## Required task
Copy out each line exactly as it appears.

## Input rows
# # # #
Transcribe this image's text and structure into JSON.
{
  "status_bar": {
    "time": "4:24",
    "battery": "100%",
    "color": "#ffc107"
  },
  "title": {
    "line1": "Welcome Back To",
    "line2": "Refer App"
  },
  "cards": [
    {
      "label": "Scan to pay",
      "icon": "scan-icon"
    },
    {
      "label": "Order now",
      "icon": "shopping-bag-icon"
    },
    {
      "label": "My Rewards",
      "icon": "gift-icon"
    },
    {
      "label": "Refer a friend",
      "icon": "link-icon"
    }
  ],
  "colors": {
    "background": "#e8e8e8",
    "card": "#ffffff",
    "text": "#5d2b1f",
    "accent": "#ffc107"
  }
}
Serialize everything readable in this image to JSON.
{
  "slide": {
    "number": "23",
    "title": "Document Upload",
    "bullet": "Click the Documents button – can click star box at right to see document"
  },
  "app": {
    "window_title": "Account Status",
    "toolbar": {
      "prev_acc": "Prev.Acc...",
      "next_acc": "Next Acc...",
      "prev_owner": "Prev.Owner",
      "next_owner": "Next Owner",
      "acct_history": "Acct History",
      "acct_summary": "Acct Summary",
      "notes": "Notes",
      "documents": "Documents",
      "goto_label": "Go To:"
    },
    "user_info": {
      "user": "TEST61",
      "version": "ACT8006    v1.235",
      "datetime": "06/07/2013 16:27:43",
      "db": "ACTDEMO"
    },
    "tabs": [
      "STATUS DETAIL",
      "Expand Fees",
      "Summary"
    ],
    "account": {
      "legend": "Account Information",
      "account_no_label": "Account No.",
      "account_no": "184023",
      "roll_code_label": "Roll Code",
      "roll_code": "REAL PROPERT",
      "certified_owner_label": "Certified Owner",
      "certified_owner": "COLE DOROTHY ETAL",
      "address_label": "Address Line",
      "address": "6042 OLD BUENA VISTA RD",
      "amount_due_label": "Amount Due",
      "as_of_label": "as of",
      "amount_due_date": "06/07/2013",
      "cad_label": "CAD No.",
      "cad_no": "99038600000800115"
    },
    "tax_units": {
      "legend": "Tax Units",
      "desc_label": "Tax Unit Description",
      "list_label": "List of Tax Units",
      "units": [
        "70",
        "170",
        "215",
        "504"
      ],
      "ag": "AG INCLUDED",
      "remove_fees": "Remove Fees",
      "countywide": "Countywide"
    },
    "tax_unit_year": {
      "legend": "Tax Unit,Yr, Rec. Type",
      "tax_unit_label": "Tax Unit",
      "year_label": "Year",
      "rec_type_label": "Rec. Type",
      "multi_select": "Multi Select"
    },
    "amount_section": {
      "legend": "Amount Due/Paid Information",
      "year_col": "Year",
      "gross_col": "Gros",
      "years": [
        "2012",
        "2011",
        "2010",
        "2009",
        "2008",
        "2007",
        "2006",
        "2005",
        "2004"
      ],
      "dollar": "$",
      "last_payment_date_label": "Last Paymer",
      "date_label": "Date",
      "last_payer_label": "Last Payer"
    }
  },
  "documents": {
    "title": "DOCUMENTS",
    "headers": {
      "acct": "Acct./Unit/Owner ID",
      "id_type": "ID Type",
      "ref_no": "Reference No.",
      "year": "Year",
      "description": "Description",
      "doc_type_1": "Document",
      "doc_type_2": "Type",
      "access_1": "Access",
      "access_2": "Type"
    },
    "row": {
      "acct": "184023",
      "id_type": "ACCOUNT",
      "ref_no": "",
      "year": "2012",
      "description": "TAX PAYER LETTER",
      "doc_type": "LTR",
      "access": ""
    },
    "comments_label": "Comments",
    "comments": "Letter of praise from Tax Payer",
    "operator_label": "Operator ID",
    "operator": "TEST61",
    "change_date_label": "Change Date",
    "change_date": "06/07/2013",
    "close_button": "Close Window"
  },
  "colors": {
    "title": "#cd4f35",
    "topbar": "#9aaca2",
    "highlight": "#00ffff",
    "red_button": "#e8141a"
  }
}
# # # #
## Exercise answer
Transcribe this image's text and structure into JSON.
{
  "status_bar": {
    "time": "4:24",
    "battery": "100%",
    "color": "#ffc107"
  },
  "title": {
    "line1": "Welcome Back To",
    "line2": "Refer App"
  },
  "cards": [
    {
      "label": "Scan to pay",
      "icon": "scan-icon"
    },
    {
      "label": "Order now",
      "icon": "shopping-bag-icon"
    },
    {
      "label": "My Rewards",
      "icon": "gift-icon"
    },
    {
      "label": "Refer a friend",
      "icon": "link-icon"
    }
  ],
  "colors": {
    "background": "#e8e8e8",
    "card": "#ffffff",
    "text": "#5d2b1f",
    "accent": "#ffc107"
  }
}
Serialize everything readable in this image to JSON.
{
  "slide": {
    "number": "23",
    "title": "Document Upload",
    "bullet": "Click the Documents button – can click star box at right to see document"
  },
  "app": {
    "window_title": "Account Status",
    "toolbar": {
      "prev_acc": "Prev.Acc...",
      "next_acc": "Next Acc...",
      "prev_owner": "Prev.Owner",
      "next_owner": "Next Owner",
      "acct_history": "Acct History",
      "acct_summary": "Acct Summary",
      "notes": "Notes",
      "documents": "Documents",
      "goto_label": "Go To:"
    },
    "user_info": {
      "user": "TEST61",
      "version": "ACT8006    v1.235",
      "datetime": "06/07/2013 16:27:43",
      "db": "ACTDEMO"
    },
    "tabs": [
      "STATUS DETAIL",
      "Expand Fees",
      "Summary"
    ],
    "account": {
      "legend": "Account Information",
      "account_no_label": "Account No.",
      "account_no": "184023",
      "roll_code_label": "Roll Code",
      "roll_code": "REAL PROPERT",
      "certified_owner_label": "Certified Owner",
      "certified_owner": "COLE DOROTHY ETAL",
      "address_label": "Address Line",
      "address": "6042 OLD BUENA VISTA RD",
      "amount_due_label": "Amount Due",
      "as_of_label": "as of",
      "amount_due_date": "06/07/2013",
      "cad_label": "CAD No.",
      "cad_no": "99038600000800115"
    },
    "tax_units": {
      "legend": "Tax Units",
      "desc_label": "Tax Unit Description",
      "list_label": "List of Tax Units",
      "units": [
        "70",
        "170",
        "215",
        "504"
      ],
      "ag": "AG INCLUDED",
      "remove_fees": "Remove Fees",
      "countywide": "Countywide"
    },
    "tax_unit_year": {
      "legend": "Tax Unit,Yr, Rec. Type",
      "tax_unit_label": "Tax Unit",
      "year_label": "Year",
      "rec_type_label": "Rec. Type",
      "multi_select": "Multi Select"
    },
    "amount_section": {
      "legend": "Amount Due/Paid Information",
      "year_col": "Year",
      "gross_col": "Gros",
      "years": [
        "2012",
        "2011",
        "2010",
        "2009",
        "2008",
        "2007",
        "2006",
        "2005",
        "2004"
      ],
      "dollar": "$",
      "last_payment_date_label": "Last Paymer",
      "date_label": "Date",
      "last_payer_label": "Last Payer"
    }
  },
  "documents": {
    "title": "DOCUMENTS",
    "headers": {
      "acct": "Acct./Unit/Owner ID",
      "id_type": "ID Type",
      "ref_no": "Reference No.",
      "year": "Year",
      "description": "Description",
      "doc_type_1": "Document",
      "doc_type_2": "Type",
      "access_1": "Access",
      "access_2": "Type"
    },
    "row": {
      "acct": "184023",
      "id_type": "ACCOUNT",
      "ref_no": "",
      "year": "2012",
      "description": "TAX PAYER LETTER",
      "doc_type": "LTR",
      "access": ""
    },
    "comments_label": "Comments",
    "comments": "Letter of praise from Tax Payer",
    "operator_label": "Operator ID",
    "operator": "TEST61",
    "change_date_label": "Change Date",
    "change_date": "06/07/2013",
    "close_button": "Close Window"
  },
  "colors": {
    "title": "#cd4f35",
    "topbar": "#9aaca2",
    "highlight": "#00ffff",
    "red_button": "#e8141a"
  }
}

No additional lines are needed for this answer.